TASK:
Output each entry below as it stands, leaving out every picture.

Dataset records:
%%
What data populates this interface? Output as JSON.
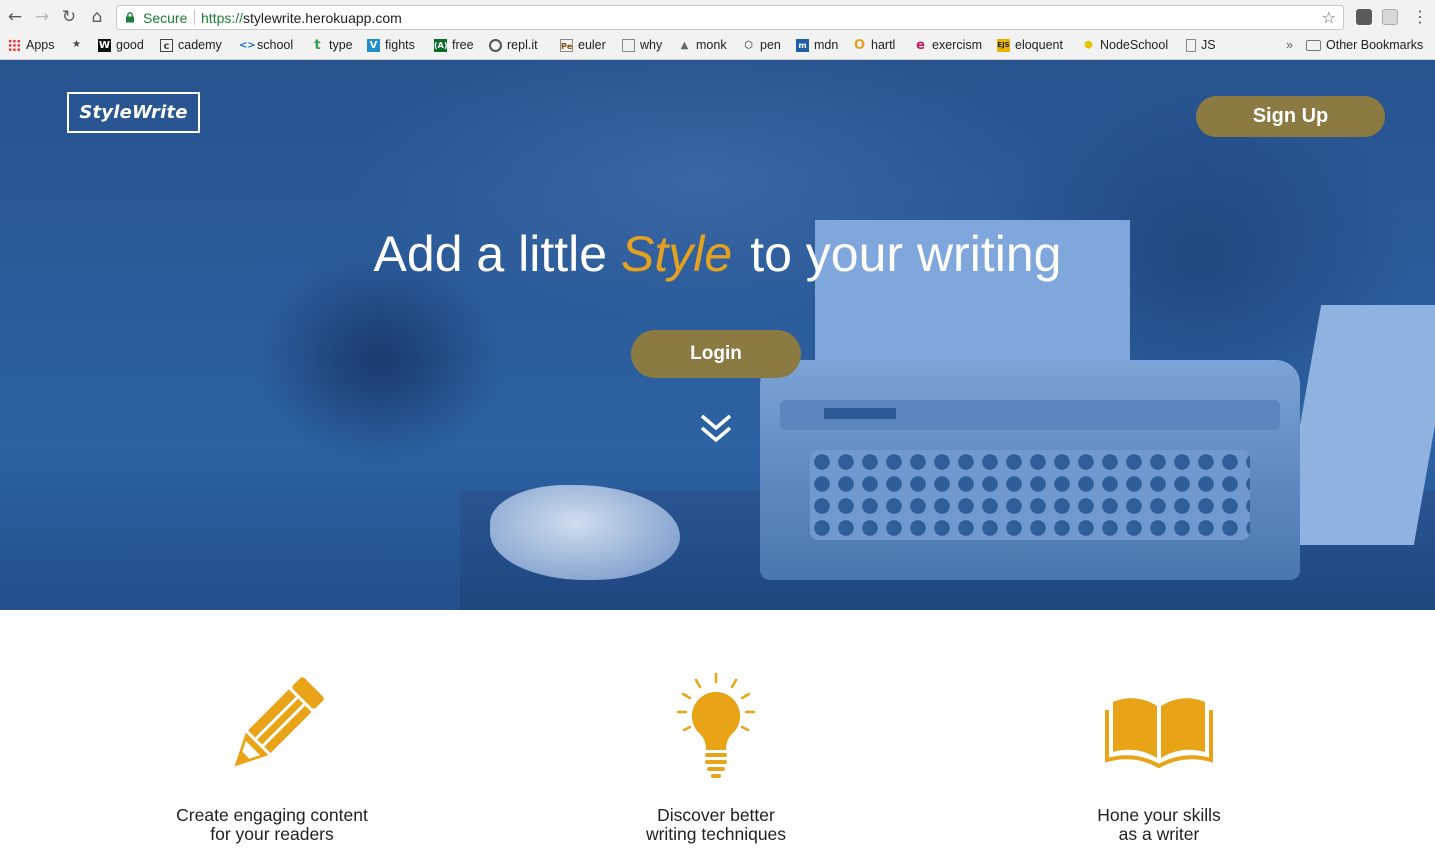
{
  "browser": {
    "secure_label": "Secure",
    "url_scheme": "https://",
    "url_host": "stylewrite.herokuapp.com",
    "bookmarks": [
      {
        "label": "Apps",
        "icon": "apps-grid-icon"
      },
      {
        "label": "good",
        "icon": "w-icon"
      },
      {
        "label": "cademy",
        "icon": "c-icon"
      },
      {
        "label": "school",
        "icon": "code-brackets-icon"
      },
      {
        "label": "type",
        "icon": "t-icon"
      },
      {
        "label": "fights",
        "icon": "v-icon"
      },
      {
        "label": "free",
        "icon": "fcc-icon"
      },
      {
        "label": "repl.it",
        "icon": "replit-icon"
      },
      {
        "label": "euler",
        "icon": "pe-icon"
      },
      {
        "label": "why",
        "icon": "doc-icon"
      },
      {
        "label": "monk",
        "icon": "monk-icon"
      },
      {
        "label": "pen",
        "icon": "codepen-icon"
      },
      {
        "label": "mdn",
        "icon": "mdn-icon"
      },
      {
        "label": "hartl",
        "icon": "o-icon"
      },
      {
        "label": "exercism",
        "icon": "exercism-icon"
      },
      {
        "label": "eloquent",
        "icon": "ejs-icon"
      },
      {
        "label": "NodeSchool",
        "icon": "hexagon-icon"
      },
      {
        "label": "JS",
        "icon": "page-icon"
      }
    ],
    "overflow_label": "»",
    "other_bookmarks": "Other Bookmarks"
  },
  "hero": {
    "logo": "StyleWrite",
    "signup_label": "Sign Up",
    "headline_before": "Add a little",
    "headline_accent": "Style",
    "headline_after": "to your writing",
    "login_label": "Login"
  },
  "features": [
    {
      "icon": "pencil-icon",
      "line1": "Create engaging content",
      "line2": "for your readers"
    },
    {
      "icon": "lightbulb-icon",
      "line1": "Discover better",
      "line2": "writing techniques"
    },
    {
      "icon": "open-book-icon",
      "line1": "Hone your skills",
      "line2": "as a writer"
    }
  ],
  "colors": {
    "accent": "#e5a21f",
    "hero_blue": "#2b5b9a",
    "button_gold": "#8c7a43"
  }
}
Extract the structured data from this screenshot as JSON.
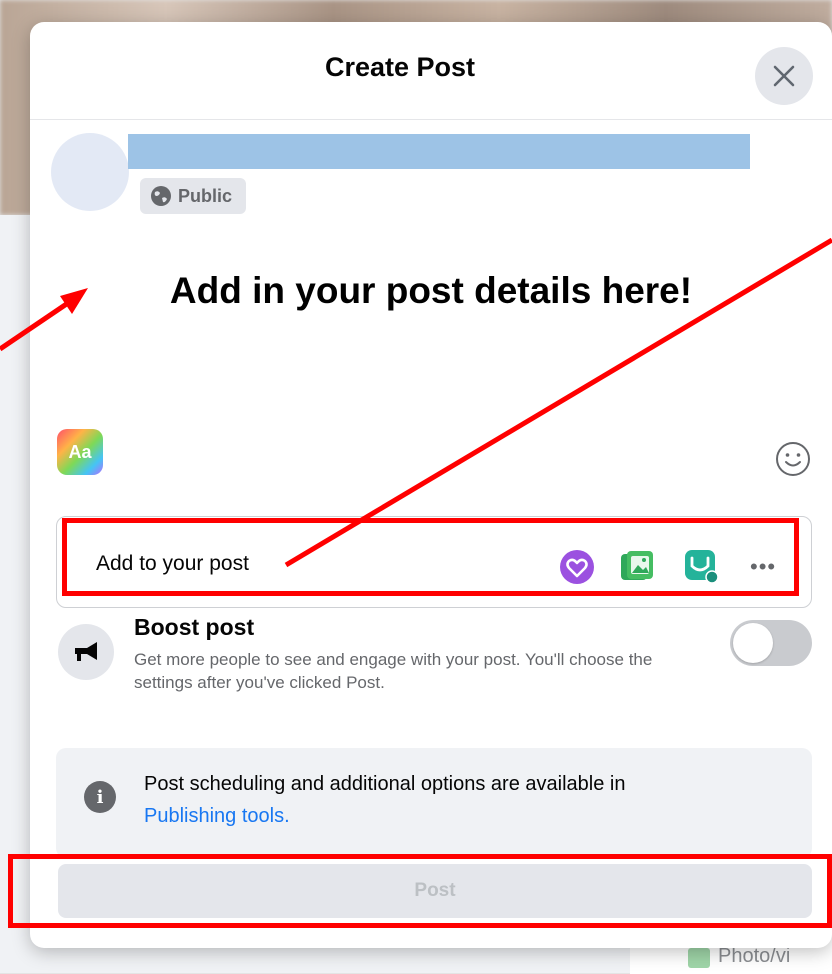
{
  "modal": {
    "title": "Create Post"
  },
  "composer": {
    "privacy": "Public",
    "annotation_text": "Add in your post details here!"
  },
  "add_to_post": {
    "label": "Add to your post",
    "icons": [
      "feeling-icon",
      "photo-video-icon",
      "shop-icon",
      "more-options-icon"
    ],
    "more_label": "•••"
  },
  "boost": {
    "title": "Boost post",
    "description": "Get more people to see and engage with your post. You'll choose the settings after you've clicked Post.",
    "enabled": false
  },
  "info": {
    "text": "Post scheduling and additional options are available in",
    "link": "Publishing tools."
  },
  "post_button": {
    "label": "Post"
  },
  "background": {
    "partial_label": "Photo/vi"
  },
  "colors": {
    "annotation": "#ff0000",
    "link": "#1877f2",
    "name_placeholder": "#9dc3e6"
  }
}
%%
CORRECT OUTPUT:
What data populates this interface? Output as JSON.
{
  "browser": {
    "secure_label": "Secure",
    "url_scheme": "https://",
    "url_host": "stylewrite.herokuapp.com",
    "bookmarks": [
      {
        "label": "Apps",
        "icon": "apps-grid-icon"
      },
      {
        "label": "good",
        "icon": "w-icon"
      },
      {
        "label": "cademy",
        "icon": "c-icon"
      },
      {
        "label": "school",
        "icon": "code-brackets-icon"
      },
      {
        "label": "type",
        "icon": "t-icon"
      },
      {
        "label": "fights",
        "icon": "v-icon"
      },
      {
        "label": "free",
        "icon": "fcc-icon"
      },
      {
        "label": "repl.it",
        "icon": "replit-icon"
      },
      {
        "label": "euler",
        "icon": "pe-icon"
      },
      {
        "label": "why",
        "icon": "doc-icon"
      },
      {
        "label": "monk",
        "icon": "monk-icon"
      },
      {
        "label": "pen",
        "icon": "codepen-icon"
      },
      {
        "label": "mdn",
        "icon": "mdn-icon"
      },
      {
        "label": "hartl",
        "icon": "o-icon"
      },
      {
        "label": "exercism",
        "icon": "exercism-icon"
      },
      {
        "label": "eloquent",
        "icon": "ejs-icon"
      },
      {
        "label": "NodeSchool",
        "icon": "hexagon-icon"
      },
      {
        "label": "JS",
        "icon": "page-icon"
      }
    ],
    "overflow_label": "»",
    "other_bookmarks": "Other Bookmarks"
  },
  "hero": {
    "logo": "StyleWrite",
    "signup_label": "Sign Up",
    "headline_before": "Add a little",
    "headline_accent": "Style",
    "headline_after": "to your writing",
    "login_label": "Login"
  },
  "features": [
    {
      "icon": "pencil-icon",
      "line1": "Create engaging content",
      "line2": "for your readers"
    },
    {
      "icon": "lightbulb-icon",
      "line1": "Discover better",
      "line2": "writing techniques"
    },
    {
      "icon": "open-book-icon",
      "line1": "Hone your skills",
      "line2": "as a writer"
    }
  ],
  "colors": {
    "accent": "#e5a21f",
    "hero_blue": "#2b5b9a",
    "button_gold": "#8c7a43"
  }
}
Extract the structured data from this screenshot as JSON.
{
  "modal": {
    "title": "Create Post"
  },
  "composer": {
    "privacy": "Public",
    "annotation_text": "Add in your post details here!"
  },
  "add_to_post": {
    "label": "Add to your post",
    "icons": [
      "feeling-icon",
      "photo-video-icon",
      "shop-icon",
      "more-options-icon"
    ],
    "more_label": "•••"
  },
  "boost": {
    "title": "Boost post",
    "description": "Get more people to see and engage with your post. You'll choose the settings after you've clicked Post.",
    "enabled": false
  },
  "info": {
    "text": "Post scheduling and additional options are available in",
    "link": "Publishing tools."
  },
  "post_button": {
    "label": "Post"
  },
  "background": {
    "partial_label": "Photo/vi"
  },
  "colors": {
    "annotation": "#ff0000",
    "link": "#1877f2",
    "name_placeholder": "#9dc3e6"
  }
}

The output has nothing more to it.